● **TASK GOAL**: Could you transcribe every record below exactly as written, leaving out any pictures?

::::

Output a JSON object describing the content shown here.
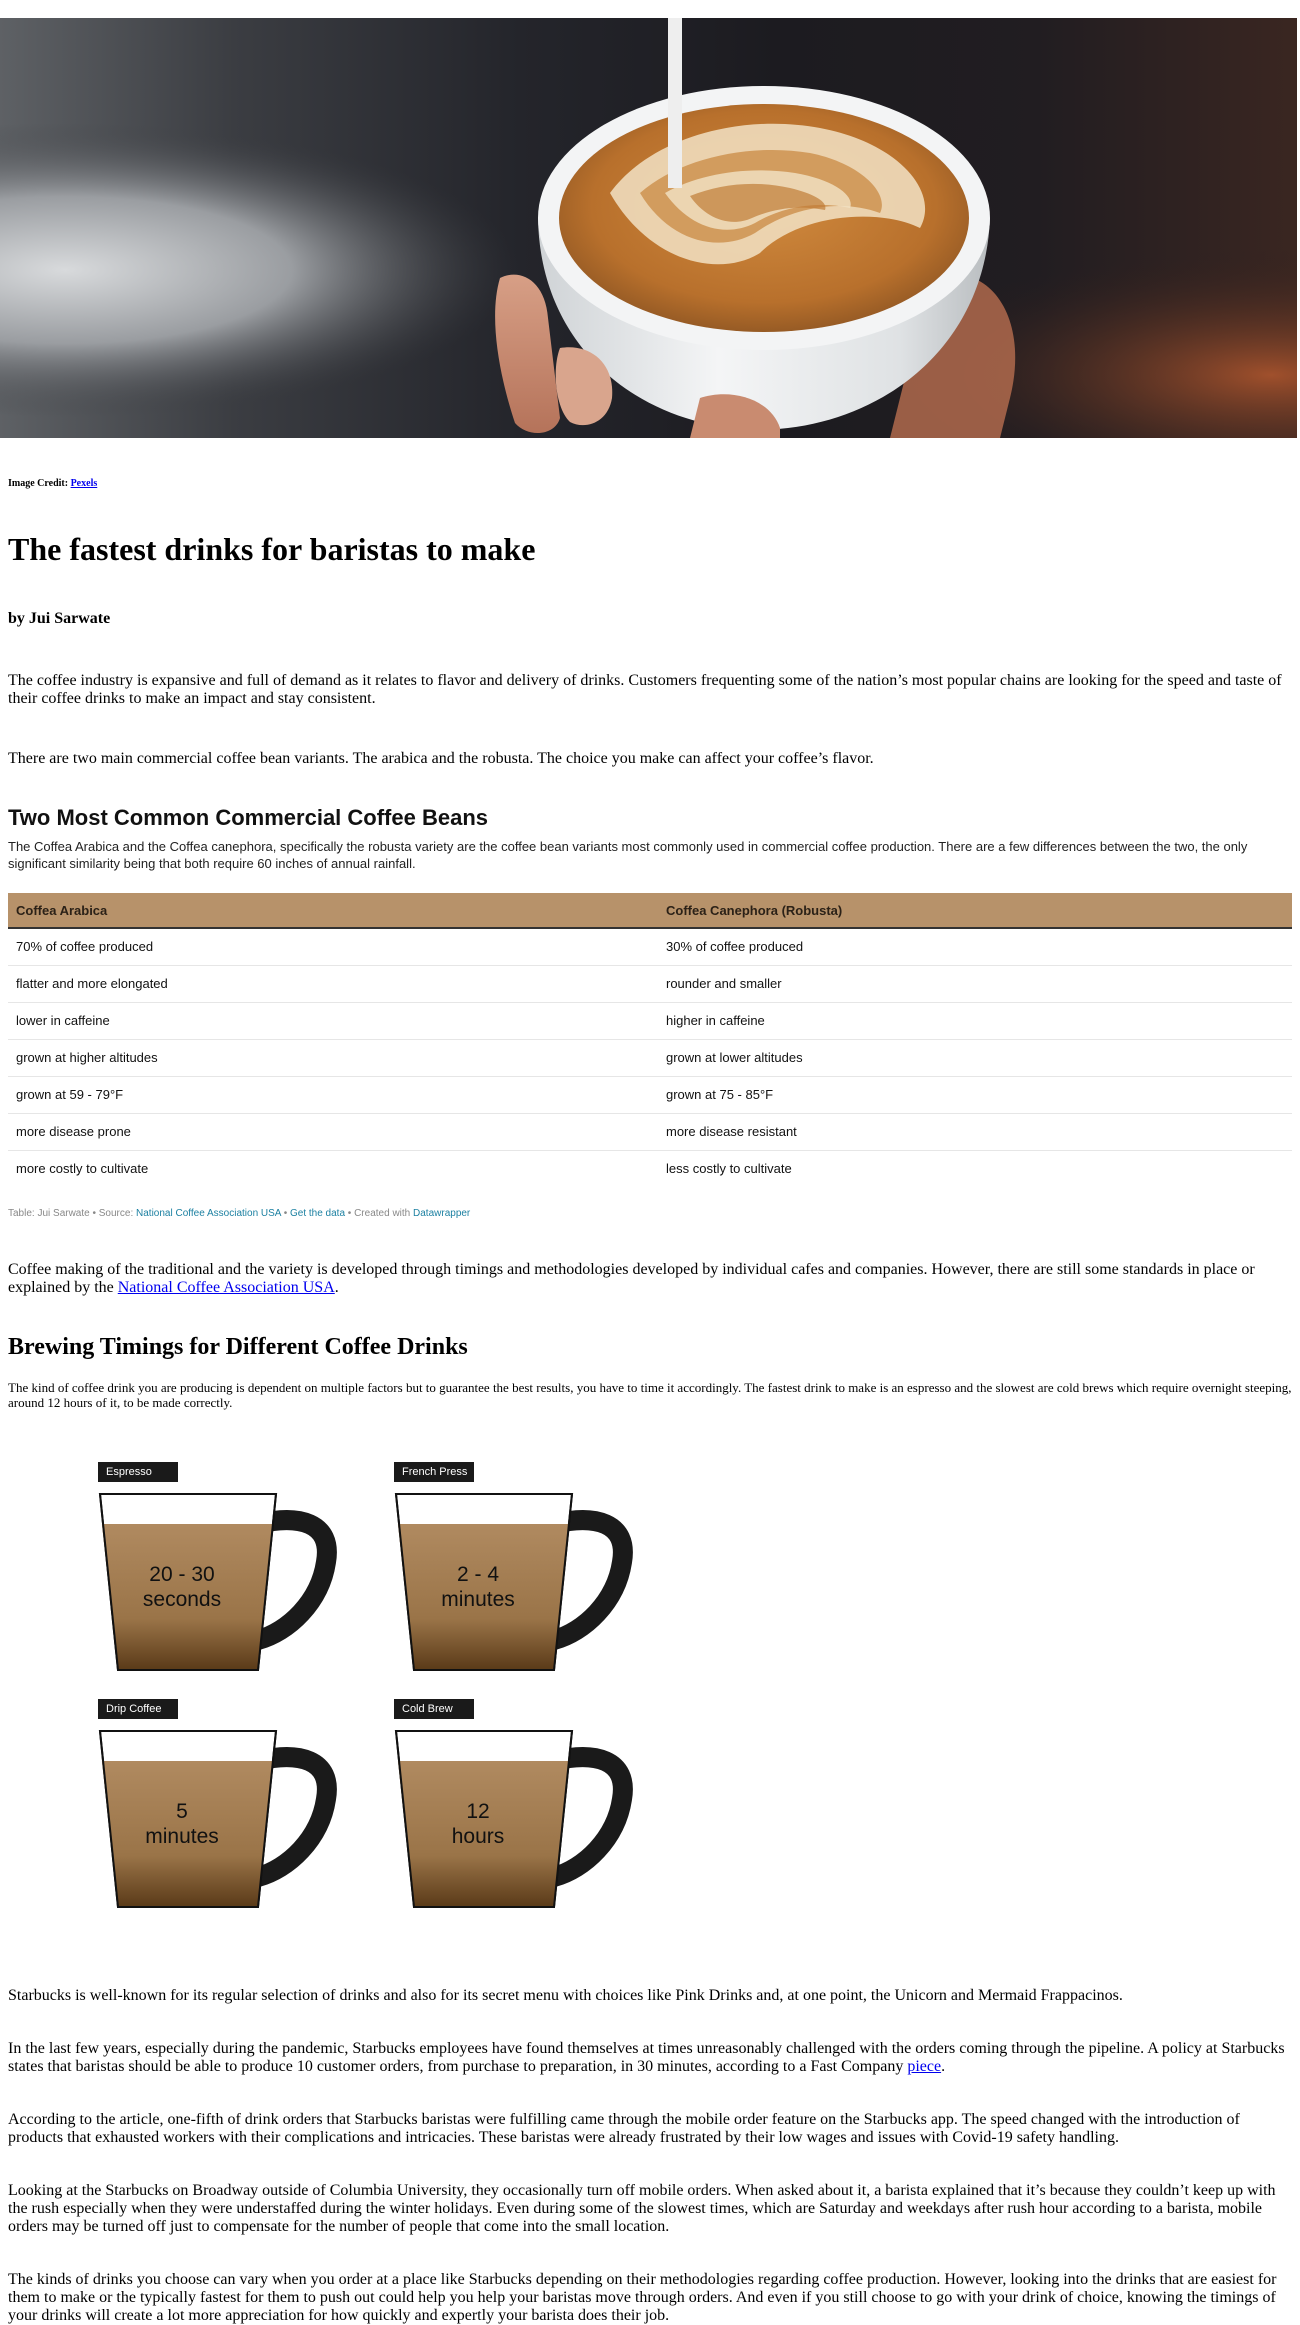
{
  "hero": {
    "alt_icon": "latte-art-photo"
  },
  "credit": {
    "label": "Image Credit:",
    "link_text": "Pexels"
  },
  "title": "The fastest drinks for baristas to make",
  "byline": "by Jui Sarwate",
  "paragraphs": {
    "p1": "The coffee industry is expansive and full of demand as it relates to flavor and delivery of drinks. Customers frequenting some of the nation’s most popular chains are looking for the speed and taste of their coffee drinks to make an impact and stay consistent.",
    "p2": "There are two main commercial coffee bean variants. The arabica and the robusta. The choice you make can affect your coffee’s flavor.",
    "p3_before": "Coffee making of the traditional and the variety is developed through timings and methodologies developed by individual cafes and companies. However, there are still some standards in place or explained by the ",
    "p3_link": "National Coffee Association USA",
    "p3_after": ".",
    "p4": "Starbucks is well-known for its regular selection of drinks and also for its secret menu with choices like Pink Drinks and, at one point, the Unicorn and Mermaid Frappacinos.",
    "p5_before": "In the last few years, especially during the pandemic, Starbucks employees have found themselves at times unreasonably challenged with the orders coming through the pipeline. A policy at Starbucks states that baristas should be able to produce 10 customer orders, from purchase to preparation, in 30 minutes, according to a Fast Company ",
    "p5_link": "piece",
    "p5_after": ".",
    "p6": "According to the article, one-fifth of drink orders that Starbucks baristas were fulfilling came through the mobile order feature on the Starbucks app. The speed changed with the introduction of products that exhausted workers with their complications and intricacies. These baristas were already frustrated by their low wages and issues with Covid-19 safety handling.",
    "p7": "Looking at the Starbucks on Broadway outside of Columbia University, they occasionally turn off mobile orders. When asked about it, a barista explained that it’s because they couldn’t keep up with the rush especially when they were understaffed during the winter holidays. Even during some of the slowest times, which are Saturday and weekdays after rush hour according to a barista, mobile orders may be turned off just to compensate for the number of people that come into the small location.",
    "p8": "The kinds of drinks you choose can vary when you order at a place like Starbucks depending on their methodologies regarding coffee production. However, looking into the drinks that are easiest for them to make or the typically fastest for them to push out could help you help your baristas move through orders. And even if you still choose to go with your drink of choice, knowing the timings of your drinks will create a lot more appreciation for how quickly and expertly your barista does their job."
  },
  "beans_table": {
    "title": "Two Most Common Commercial Coffee Beans",
    "description": "The Coffea Arabica and the Coffea canephora, specifically the robusta variety are the coffee bean variants most commonly used in commercial coffee production. There are a few differences between the two, the only significant similarity being that both require 60 inches of annual rainfall.",
    "header_color": "#b7926a",
    "columns": [
      "Coffea Arabica",
      "Coffea Canephora (Robusta)"
    ],
    "rows": [
      [
        "70% of coffee produced",
        "30% of coffee produced"
      ],
      [
        "flatter and more elongated",
        "rounder and smaller"
      ],
      [
        "lower in caffeine",
        "higher in caffeine"
      ],
      [
        "grown at higher altitudes",
        "grown at lower altitudes"
      ],
      [
        "grown at 59 - 79°F",
        "grown at 75 - 85°F"
      ],
      [
        "more disease prone",
        "more disease resistant"
      ],
      [
        "more costly to cultivate",
        "less costly to cultivate"
      ]
    ],
    "notes": {
      "prefix": "Table: Jui Sarwate • Source: ",
      "source_link": "National Coffee Association USA",
      "sep1": " • ",
      "data_link": "Get the data",
      "sep2": " • Created with ",
      "tool_link": "Datawrapper"
    }
  },
  "brewing": {
    "title": "Brewing Timings for Different Coffee Drinks",
    "description": "The kind of coffee drink you are producing is dependent on multiple factors but to guarantee the best results, you have to time it accordingly. The fastest drink to make is an espresso and the slowest are cold brews which require overnight steeping, around 12 hours of it, to be made correctly.",
    "drinks": [
      {
        "name": "Espresso",
        "time_line1": "20 - 30",
        "time_line2": "seconds"
      },
      {
        "name": "French Press",
        "time_line1": "2 - 4",
        "time_line2": "minutes"
      },
      {
        "name": "Drip Coffee",
        "time_line1": "5",
        "time_line2": "minutes"
      },
      {
        "name": "Cold Brew",
        "time_line1": "12",
        "time_line2": "hours"
      }
    ]
  }
}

::::

● **RESPONSE TO THIS TASK**:
Output a JSON object describing the content shown here.
{
  "hero": {
    "alt_icon": "latte-art-photo"
  },
  "credit": {
    "label": "Image Credit:",
    "link_text": "Pexels"
  },
  "title": "The fastest drinks for baristas to make",
  "byline": "by Jui Sarwate",
  "paragraphs": {
    "p1": "The coffee industry is expansive and full of demand as it relates to flavor and delivery of drinks. Customers frequenting some of the nation’s most popular chains are looking for the speed and taste of their coffee drinks to make an impact and stay consistent.",
    "p2": "There are two main commercial coffee bean variants. The arabica and the robusta. The choice you make can affect your coffee’s flavor.",
    "p3_before": "Coffee making of the traditional and the variety is developed through timings and methodologies developed by individual cafes and companies. However, there are still some standards in place or explained by the ",
    "p3_link": "National Coffee Association USA",
    "p3_after": ".",
    "p4": "Starbucks is well-known for its regular selection of drinks and also for its secret menu with choices like Pink Drinks and, at one point, the Unicorn and Mermaid Frappacinos.",
    "p5_before": "In the last few years, especially during the pandemic, Starbucks employees have found themselves at times unreasonably challenged with the orders coming through the pipeline. A policy at Starbucks states that baristas should be able to produce 10 customer orders, from purchase to preparation, in 30 minutes, according to a Fast Company ",
    "p5_link": "piece",
    "p5_after": ".",
    "p6": "According to the article, one-fifth of drink orders that Starbucks baristas were fulfilling came through the mobile order feature on the Starbucks app. The speed changed with the introduction of products that exhausted workers with their complications and intricacies. These baristas were already frustrated by their low wages and issues with Covid-19 safety handling.",
    "p7": "Looking at the Starbucks on Broadway outside of Columbia University, they occasionally turn off mobile orders. When asked about it, a barista explained that it’s because they couldn’t keep up with the rush especially when they were understaffed during the winter holidays. Even during some of the slowest times, which are Saturday and weekdays after rush hour according to a barista, mobile orders may be turned off just to compensate for the number of people that come into the small location.",
    "p8": "The kinds of drinks you choose can vary when you order at a place like Starbucks depending on their methodologies regarding coffee production. However, looking into the drinks that are easiest for them to make or the typically fastest for them to push out could help you help your baristas move through orders. And even if you still choose to go with your drink of choice, knowing the timings of your drinks will create a lot more appreciation for how quickly and expertly your barista does their job."
  },
  "beans_table": {
    "title": "Two Most Common Commercial Coffee Beans",
    "description": "The Coffea Arabica and the Coffea canephora, specifically the robusta variety are the coffee bean variants most commonly used in commercial coffee production. There are a few differences between the two, the only significant similarity being that both require 60 inches of annual rainfall.",
    "header_color": "#b7926a",
    "columns": [
      "Coffea Arabica",
      "Coffea Canephora (Robusta)"
    ],
    "rows": [
      [
        "70% of coffee produced",
        "30% of coffee produced"
      ],
      [
        "flatter and more elongated",
        "rounder and smaller"
      ],
      [
        "lower in caffeine",
        "higher in caffeine"
      ],
      [
        "grown at higher altitudes",
        "grown at lower altitudes"
      ],
      [
        "grown at 59 - 79°F",
        "grown at 75 - 85°F"
      ],
      [
        "more disease prone",
        "more disease resistant"
      ],
      [
        "more costly to cultivate",
        "less costly to cultivate"
      ]
    ],
    "notes": {
      "prefix": "Table: Jui Sarwate • Source: ",
      "source_link": "National Coffee Association USA",
      "sep1": " • ",
      "data_link": "Get the data",
      "sep2": " • Created with ",
      "tool_link": "Datawrapper"
    }
  },
  "brewing": {
    "title": "Brewing Timings for Different Coffee Drinks",
    "description": "The kind of coffee drink you are producing is dependent on multiple factors but to guarantee the best results, you have to time it accordingly. The fastest drink to make is an espresso and the slowest are cold brews which require overnight steeping, around 12 hours of it, to be made correctly.",
    "drinks": [
      {
        "name": "Espresso",
        "time_line1": "20 - 30",
        "time_line2": "seconds"
      },
      {
        "name": "French Press",
        "time_line1": "2 - 4",
        "time_line2": "minutes"
      },
      {
        "name": "Drip Coffee",
        "time_line1": "5",
        "time_line2": "minutes"
      },
      {
        "name": "Cold Brew",
        "time_line1": "12",
        "time_line2": "hours"
      }
    ]
  }
}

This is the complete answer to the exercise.